**What needs to be done**
Omit the pictures, then write out every entry exactly as it reads.

** Begin Provided entries **

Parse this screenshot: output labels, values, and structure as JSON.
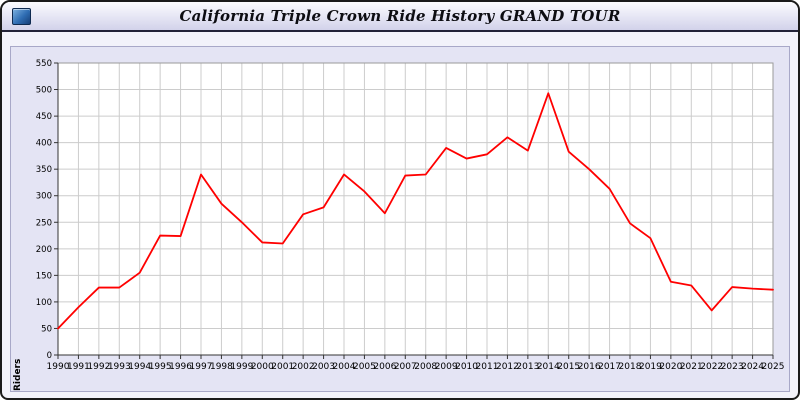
{
  "window": {
    "title": "California Triple Crown Ride History GRAND TOUR"
  },
  "chart_data": {
    "type": "line",
    "title": "California Triple Crown Ride History GRAND TOUR",
    "xlabel": "",
    "ylabel": "Riders",
    "ylim": [
      0,
      550
    ],
    "ytick_step": 50,
    "grid": true,
    "legend": "none",
    "line_color": "#ff0000",
    "years": [
      1990,
      1991,
      1992,
      1993,
      1994,
      1995,
      1996,
      1997,
      1998,
      1999,
      2000,
      2001,
      2002,
      2003,
      2004,
      2005,
      2006,
      2007,
      2008,
      2009,
      2010,
      2011,
      2012,
      2013,
      2014,
      2015,
      2016,
      2017,
      2018,
      2019,
      2020,
      2021,
      2022,
      2023,
      2024,
      2025
    ],
    "values": [
      50,
      90,
      127,
      127,
      155,
      225,
      224,
      340,
      285,
      250,
      212,
      210,
      265,
      278,
      340,
      308,
      267,
      338,
      340,
      390,
      370,
      378,
      410,
      385,
      493,
      383,
      350,
      313,
      248,
      220,
      138,
      131,
      84,
      128,
      125,
      123
    ]
  },
  "colors": {
    "line": "#ff0000",
    "grid": "#cccccc",
    "plot_background": "#ffffff",
    "panel_background": "#e4e4f4",
    "axis": "#333333"
  }
}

** End Provided entries **

**Solved exercise**
Parse this screenshot: output labels, values, and structure as JSON.
{
  "window": {
    "title": "California Triple Crown Ride History GRAND TOUR"
  },
  "chart_data": {
    "type": "line",
    "title": "California Triple Crown Ride History GRAND TOUR",
    "xlabel": "",
    "ylabel": "Riders",
    "ylim": [
      0,
      550
    ],
    "ytick_step": 50,
    "grid": true,
    "legend": "none",
    "line_color": "#ff0000",
    "years": [
      1990,
      1991,
      1992,
      1993,
      1994,
      1995,
      1996,
      1997,
      1998,
      1999,
      2000,
      2001,
      2002,
      2003,
      2004,
      2005,
      2006,
      2007,
      2008,
      2009,
      2010,
      2011,
      2012,
      2013,
      2014,
      2015,
      2016,
      2017,
      2018,
      2019,
      2020,
      2021,
      2022,
      2023,
      2024,
      2025
    ],
    "values": [
      50,
      90,
      127,
      127,
      155,
      225,
      224,
      340,
      285,
      250,
      212,
      210,
      265,
      278,
      340,
      308,
      267,
      338,
      340,
      390,
      370,
      378,
      410,
      385,
      493,
      383,
      350,
      313,
      248,
      220,
      138,
      131,
      84,
      128,
      125,
      123
    ]
  },
  "colors": {
    "line": "#ff0000",
    "grid": "#cccccc",
    "plot_background": "#ffffff",
    "panel_background": "#e4e4f4",
    "axis": "#333333"
  }
}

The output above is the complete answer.